DATA TO USE:
■ ■ ■ ■
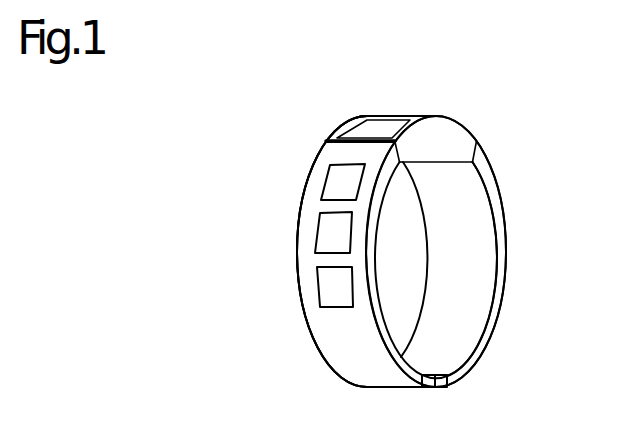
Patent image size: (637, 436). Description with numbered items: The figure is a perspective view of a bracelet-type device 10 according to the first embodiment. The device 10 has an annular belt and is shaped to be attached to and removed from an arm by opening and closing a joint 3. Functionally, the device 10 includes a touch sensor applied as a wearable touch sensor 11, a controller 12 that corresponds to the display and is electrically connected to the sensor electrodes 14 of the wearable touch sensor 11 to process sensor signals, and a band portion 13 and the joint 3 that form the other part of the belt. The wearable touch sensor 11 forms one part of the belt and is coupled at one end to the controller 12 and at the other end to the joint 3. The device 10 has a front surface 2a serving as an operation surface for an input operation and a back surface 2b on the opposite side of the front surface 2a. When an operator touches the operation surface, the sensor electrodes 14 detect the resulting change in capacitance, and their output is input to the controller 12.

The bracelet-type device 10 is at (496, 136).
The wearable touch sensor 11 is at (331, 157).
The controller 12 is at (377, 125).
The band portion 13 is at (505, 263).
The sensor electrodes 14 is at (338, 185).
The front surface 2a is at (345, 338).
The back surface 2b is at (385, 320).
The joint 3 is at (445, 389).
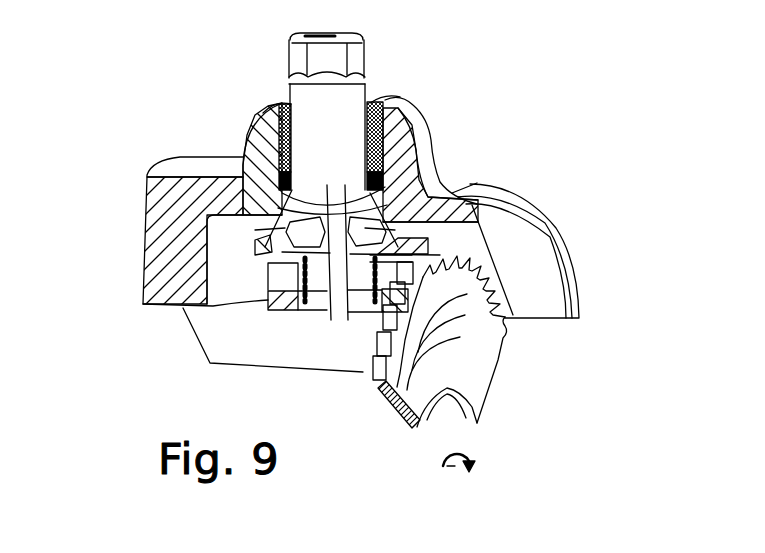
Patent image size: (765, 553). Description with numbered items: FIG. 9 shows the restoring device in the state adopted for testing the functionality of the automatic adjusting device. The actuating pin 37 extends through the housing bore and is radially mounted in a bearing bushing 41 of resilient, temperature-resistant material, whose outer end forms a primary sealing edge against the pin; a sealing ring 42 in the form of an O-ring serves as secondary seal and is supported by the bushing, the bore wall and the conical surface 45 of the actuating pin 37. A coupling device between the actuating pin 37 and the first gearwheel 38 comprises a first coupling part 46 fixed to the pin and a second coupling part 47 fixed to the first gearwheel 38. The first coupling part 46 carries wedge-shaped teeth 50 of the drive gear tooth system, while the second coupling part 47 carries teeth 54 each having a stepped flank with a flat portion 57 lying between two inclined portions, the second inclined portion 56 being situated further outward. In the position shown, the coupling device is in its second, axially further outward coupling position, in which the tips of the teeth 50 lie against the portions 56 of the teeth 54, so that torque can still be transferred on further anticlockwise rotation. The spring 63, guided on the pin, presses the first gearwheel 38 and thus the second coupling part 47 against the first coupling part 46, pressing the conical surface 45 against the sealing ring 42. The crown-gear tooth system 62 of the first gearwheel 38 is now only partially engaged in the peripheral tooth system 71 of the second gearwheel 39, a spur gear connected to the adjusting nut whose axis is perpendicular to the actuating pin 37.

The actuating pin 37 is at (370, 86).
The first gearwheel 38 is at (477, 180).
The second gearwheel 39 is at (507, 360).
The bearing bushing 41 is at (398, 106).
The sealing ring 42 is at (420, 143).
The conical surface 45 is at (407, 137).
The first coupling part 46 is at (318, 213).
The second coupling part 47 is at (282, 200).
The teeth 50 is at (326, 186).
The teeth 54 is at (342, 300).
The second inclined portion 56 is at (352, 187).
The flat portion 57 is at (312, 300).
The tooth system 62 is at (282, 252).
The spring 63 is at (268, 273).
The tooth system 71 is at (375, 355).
■ ■ ■ ■
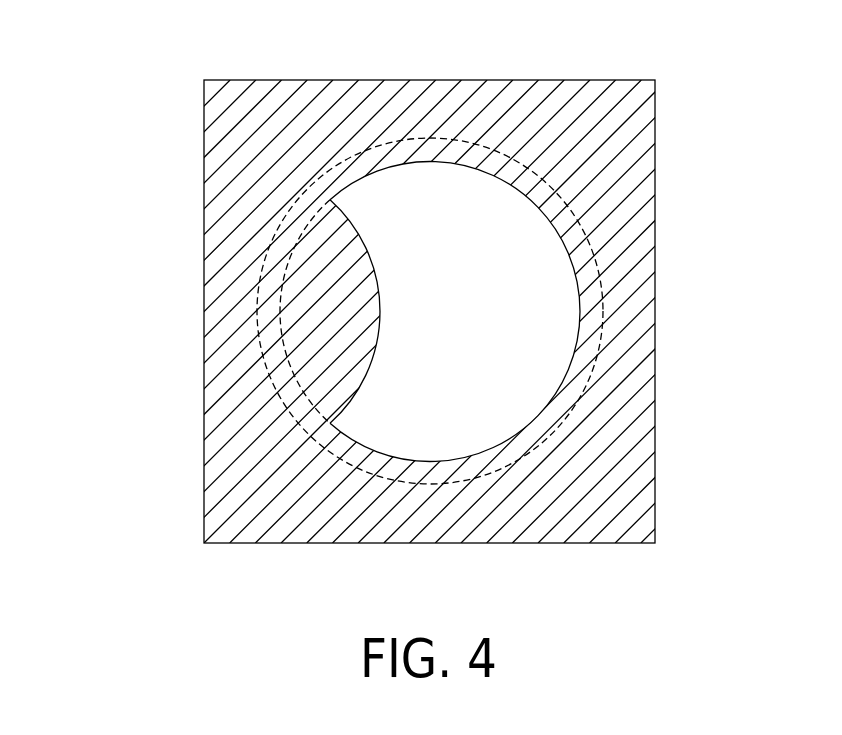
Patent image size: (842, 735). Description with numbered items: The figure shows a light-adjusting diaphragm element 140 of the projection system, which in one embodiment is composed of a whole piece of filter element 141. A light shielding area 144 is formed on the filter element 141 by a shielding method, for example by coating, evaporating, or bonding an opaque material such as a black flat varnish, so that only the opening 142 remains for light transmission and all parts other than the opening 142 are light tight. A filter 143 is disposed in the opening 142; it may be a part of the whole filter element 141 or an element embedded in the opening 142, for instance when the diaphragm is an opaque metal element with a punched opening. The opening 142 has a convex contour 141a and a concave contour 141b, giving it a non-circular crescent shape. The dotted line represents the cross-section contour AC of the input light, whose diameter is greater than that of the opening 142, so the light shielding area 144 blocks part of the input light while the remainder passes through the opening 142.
■ ■ ■ ■
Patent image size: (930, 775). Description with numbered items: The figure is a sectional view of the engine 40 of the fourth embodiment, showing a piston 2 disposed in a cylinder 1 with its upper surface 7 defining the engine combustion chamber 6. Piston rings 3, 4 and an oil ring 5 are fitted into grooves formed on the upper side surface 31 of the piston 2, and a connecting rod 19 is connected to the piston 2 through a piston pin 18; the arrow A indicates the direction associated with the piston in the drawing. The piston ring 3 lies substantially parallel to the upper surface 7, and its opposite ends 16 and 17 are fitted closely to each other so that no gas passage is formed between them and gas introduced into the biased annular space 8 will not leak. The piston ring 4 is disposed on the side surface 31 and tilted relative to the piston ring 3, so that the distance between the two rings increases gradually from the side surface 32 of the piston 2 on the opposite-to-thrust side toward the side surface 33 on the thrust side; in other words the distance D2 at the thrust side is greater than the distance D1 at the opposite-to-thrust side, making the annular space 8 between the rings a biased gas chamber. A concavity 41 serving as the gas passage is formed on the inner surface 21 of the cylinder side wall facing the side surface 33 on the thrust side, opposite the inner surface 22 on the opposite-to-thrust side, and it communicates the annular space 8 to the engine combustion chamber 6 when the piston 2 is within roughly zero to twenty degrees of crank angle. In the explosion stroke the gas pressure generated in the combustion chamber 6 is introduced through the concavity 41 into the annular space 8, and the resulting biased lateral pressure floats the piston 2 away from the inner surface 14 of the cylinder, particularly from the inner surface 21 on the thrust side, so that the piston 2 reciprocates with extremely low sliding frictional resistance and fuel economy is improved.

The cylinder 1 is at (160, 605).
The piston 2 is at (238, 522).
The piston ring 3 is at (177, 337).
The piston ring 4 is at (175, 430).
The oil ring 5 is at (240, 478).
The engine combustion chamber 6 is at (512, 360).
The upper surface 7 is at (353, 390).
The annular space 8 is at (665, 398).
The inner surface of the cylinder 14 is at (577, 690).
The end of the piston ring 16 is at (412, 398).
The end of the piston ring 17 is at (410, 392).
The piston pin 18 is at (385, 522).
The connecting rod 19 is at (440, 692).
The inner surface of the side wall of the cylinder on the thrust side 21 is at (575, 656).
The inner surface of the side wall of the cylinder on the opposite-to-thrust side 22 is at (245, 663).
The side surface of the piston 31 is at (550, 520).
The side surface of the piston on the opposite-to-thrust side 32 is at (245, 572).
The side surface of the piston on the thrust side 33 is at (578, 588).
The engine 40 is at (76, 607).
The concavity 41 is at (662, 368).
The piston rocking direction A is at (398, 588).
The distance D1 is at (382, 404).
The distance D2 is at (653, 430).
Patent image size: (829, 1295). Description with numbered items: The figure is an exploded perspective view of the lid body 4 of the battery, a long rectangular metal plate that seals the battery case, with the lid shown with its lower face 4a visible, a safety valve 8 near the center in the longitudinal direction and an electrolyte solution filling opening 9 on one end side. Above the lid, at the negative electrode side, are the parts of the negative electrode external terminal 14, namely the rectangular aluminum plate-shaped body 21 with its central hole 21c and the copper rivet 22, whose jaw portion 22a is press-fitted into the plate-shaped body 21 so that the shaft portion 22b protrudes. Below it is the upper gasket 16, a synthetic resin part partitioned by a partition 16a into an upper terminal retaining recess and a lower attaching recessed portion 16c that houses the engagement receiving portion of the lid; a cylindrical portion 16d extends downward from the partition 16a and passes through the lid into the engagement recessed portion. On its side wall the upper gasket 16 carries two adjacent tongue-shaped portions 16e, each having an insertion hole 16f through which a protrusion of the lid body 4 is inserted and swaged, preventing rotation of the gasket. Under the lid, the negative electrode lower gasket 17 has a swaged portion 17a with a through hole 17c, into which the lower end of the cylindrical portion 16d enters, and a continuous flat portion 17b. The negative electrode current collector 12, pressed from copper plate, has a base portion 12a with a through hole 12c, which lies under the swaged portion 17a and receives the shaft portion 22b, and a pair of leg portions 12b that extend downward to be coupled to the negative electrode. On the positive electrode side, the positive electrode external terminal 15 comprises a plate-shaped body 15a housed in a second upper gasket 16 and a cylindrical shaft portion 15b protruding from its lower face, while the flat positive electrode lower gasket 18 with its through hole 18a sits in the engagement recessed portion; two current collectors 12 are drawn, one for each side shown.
■ ■ ■ ■
SET PROBLEM:
Can you echo everything in the data from the line containing "Patent image size: (637, 436)." down to the line containing "The controller 12 is at (377, 125).", both included, word for word?

FINAL ANSWER:
Patent image size: (637, 436). Description with numbered items: The figure is a perspective view of a bracelet-type device 10 according to the first embodiment. The device 10 has an annular belt and is shaped to be attached to and removed from an arm by opening and closing a joint 3. Functionally, the device 10 includes a touch sensor applied as a wearable touch sensor 11, a controller 12 that corresponds to the display and is electrically connected to the sensor electrodes 14 of the wearable touch sensor 11 to process sensor signals, and a band portion 13 and the joint 3 that form the other part of the belt. The wearable touch sensor 11 forms one part of the belt and is coupled at one end to the controller 12 and at the other end to the joint 3. The device 10 has a front surface 2a serving as an operation surface for an input operation and a back surface 2b on the opposite side of the front surface 2a. When an operator touches the operation surface, the sensor electrodes 14 detect the resulting change in capacitance, and their output is input to the controller 12.

The bracelet-type device 10 is at (496, 136).
The wearable touch sensor 11 is at (331, 157).
The controller 12 is at (377, 125).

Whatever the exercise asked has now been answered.